> **Your objective**:
Output all entries verbatim. Skip pictures.

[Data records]

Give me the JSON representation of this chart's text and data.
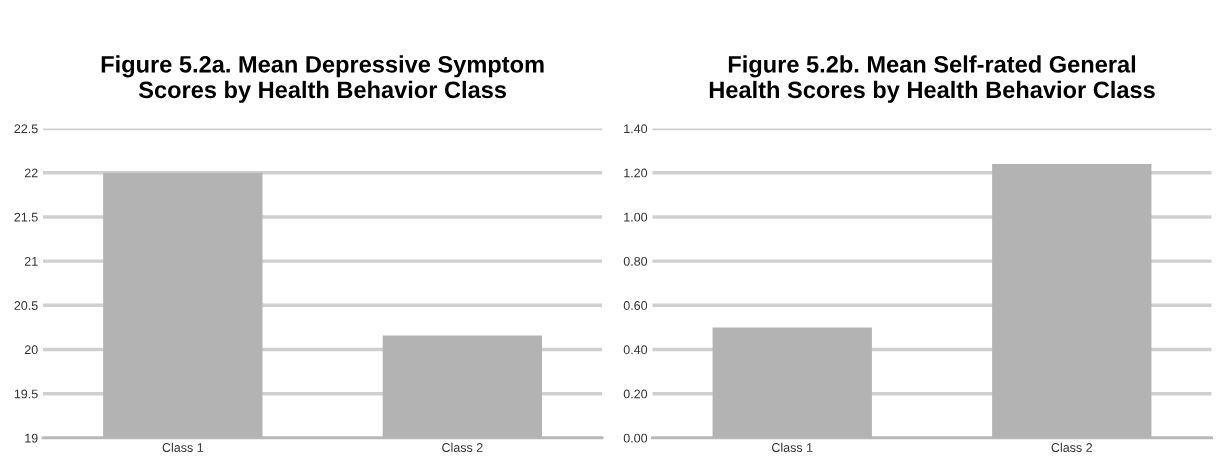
{
  "chart_data": [
    {
      "type": "bar",
      "title": "Figure 5.2a. Mean Depressive Symptom\nScores by Health Behavior Class",
      "categories": [
        "Class 1",
        "Class 2"
      ],
      "values": [
        22.0,
        20.16
      ],
      "color": "#b3b3b3",
      "ylim": [
        19,
        22.5
      ],
      "yticks": [
        19,
        19.5,
        20,
        20.5,
        21,
        21.5,
        22,
        22.5
      ],
      "grid": "y"
    },
    {
      "type": "bar",
      "title": "Figure 5.2b. Mean Self-rated General\nHealth Scores by Health Behavior Class",
      "categories": [
        "Class 1",
        "Class 2"
      ],
      "values": [
        0.5,
        1.24
      ],
      "color": "#b3b3b3",
      "ylim": [
        0,
        1.4
      ],
      "yticks": [
        {
          "value": 0,
          "label": "0.00"
        },
        {
          "value": 0.2,
          "label": "0.20"
        },
        {
          "value": 0.4,
          "label": "0.40"
        },
        {
          "value": 0.6,
          "label": "0.60"
        },
        {
          "value": 0.8,
          "label": "0.80"
        },
        {
          "value": 1.0,
          "label": "1.00"
        },
        {
          "value": 1.2,
          "label": "1.20"
        },
        {
          "value": 1.4,
          "label": "1.40"
        }
      ],
      "grid": "y"
    }
  ]
}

> **Complete answer**:
Give me the JSON representation of this chart's text and data.
{
  "chart_data": [
    {
      "type": "bar",
      "title": "Figure 5.2a. Mean Depressive Symptom\nScores by Health Behavior Class",
      "categories": [
        "Class 1",
        "Class 2"
      ],
      "values": [
        22.0,
        20.16
      ],
      "color": "#b3b3b3",
      "ylim": [
        19,
        22.5
      ],
      "yticks": [
        19,
        19.5,
        20,
        20.5,
        21,
        21.5,
        22,
        22.5
      ],
      "grid": "y"
    },
    {
      "type": "bar",
      "title": "Figure 5.2b. Mean Self-rated General\nHealth Scores by Health Behavior Class",
      "categories": [
        "Class 1",
        "Class 2"
      ],
      "values": [
        0.5,
        1.24
      ],
      "color": "#b3b3b3",
      "ylim": [
        0,
        1.4
      ],
      "yticks": [
        {
          "value": 0,
          "label": "0.00"
        },
        {
          "value": 0.2,
          "label": "0.20"
        },
        {
          "value": 0.4,
          "label": "0.40"
        },
        {
          "value": 0.6,
          "label": "0.60"
        },
        {
          "value": 0.8,
          "label": "0.80"
        },
        {
          "value": 1.0,
          "label": "1.00"
        },
        {
          "value": 1.2,
          "label": "1.20"
        },
        {
          "value": 1.4,
          "label": "1.40"
        }
      ],
      "grid": "y"
    }
  ]
}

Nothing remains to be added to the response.